▶ _Problem set_
**A)** Reproduce the passage on the Super Bowl halftime show word for word, beginning at "Bad Bunny’s Super" and ending after "the Year prize.".
**B)** In the passage on the Super Bowl halftime show, to which committee did Rep. Andy Ogles send his letter?

--- start of Passage given ---

Bad Bunny performs during the Apple Music halftime show at Super Bowl LX between the Seattle Seahawks and New England Patriots, Levi Stadium, Santa Clara, Calif. on Feb, 8, 2026.

Bad Bunny’s Super Bowl halftime performance drew notice, with many conservatives criticizing elements of it—including his recent win at the Grammy Awards last week, where he took home the Album of the Year prize.

But while many fans shared their perspectives, despite claims of the show being “an affront to the Greatness of America,” one Republican critic is taking his disapproval further.

Rep. Andy Ogles (R, Tenn.) sent a letter to the House Energy and Commerce Committee on Monday evening, calling for an immediate inquiry into the National Football League and broadcaster NBCUniversal over their “prior knowledge, review, and approval” of what he alleged was “a performance dominated by sexually explicit lyrical themes and suggestive choreography.”

--- end of Passage given ---
--- start of Stored records ---

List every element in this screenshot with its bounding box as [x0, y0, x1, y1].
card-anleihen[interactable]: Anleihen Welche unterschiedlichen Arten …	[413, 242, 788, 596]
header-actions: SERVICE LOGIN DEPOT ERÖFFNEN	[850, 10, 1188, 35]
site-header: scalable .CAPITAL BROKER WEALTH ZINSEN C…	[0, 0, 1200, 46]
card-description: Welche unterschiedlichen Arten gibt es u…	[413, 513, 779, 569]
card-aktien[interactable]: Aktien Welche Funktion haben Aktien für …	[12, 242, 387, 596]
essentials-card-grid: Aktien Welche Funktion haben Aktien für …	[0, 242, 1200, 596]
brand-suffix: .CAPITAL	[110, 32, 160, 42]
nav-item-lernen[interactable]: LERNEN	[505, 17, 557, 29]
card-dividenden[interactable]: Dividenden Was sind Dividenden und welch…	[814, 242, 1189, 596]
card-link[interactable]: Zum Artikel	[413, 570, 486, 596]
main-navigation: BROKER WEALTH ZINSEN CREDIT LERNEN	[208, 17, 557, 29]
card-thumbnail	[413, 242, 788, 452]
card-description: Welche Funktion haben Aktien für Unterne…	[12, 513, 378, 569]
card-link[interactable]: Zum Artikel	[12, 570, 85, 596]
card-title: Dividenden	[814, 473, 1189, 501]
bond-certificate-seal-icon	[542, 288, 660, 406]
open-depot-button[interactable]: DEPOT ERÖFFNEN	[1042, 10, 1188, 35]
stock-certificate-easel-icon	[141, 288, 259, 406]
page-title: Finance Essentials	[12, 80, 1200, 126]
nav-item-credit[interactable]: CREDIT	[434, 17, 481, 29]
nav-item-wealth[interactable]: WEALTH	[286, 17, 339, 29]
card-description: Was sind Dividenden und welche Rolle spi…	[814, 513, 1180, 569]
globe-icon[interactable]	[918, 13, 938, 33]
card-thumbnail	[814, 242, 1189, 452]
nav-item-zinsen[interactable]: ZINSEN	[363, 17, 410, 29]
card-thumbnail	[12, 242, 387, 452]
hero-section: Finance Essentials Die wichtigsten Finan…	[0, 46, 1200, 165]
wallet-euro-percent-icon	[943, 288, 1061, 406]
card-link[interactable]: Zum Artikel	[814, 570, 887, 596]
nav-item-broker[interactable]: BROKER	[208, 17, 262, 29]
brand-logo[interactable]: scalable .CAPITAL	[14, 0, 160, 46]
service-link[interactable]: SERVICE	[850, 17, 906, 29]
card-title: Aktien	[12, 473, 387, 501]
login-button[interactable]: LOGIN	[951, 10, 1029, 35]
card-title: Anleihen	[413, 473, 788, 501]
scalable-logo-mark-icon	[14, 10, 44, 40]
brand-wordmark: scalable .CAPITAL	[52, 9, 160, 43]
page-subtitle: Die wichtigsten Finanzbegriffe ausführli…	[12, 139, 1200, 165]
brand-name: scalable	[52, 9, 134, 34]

--- end of Stored records ---

▶ _Exercise answers_
**A)**
Bad Bunny’s Super Bowl halftime performance drew notice, with many conservatives criticizing elements of it—including his recent win at the Grammy Awards last week, where he took home the Album of the Year prize.

**B)** The House Energy and Commerce Committee.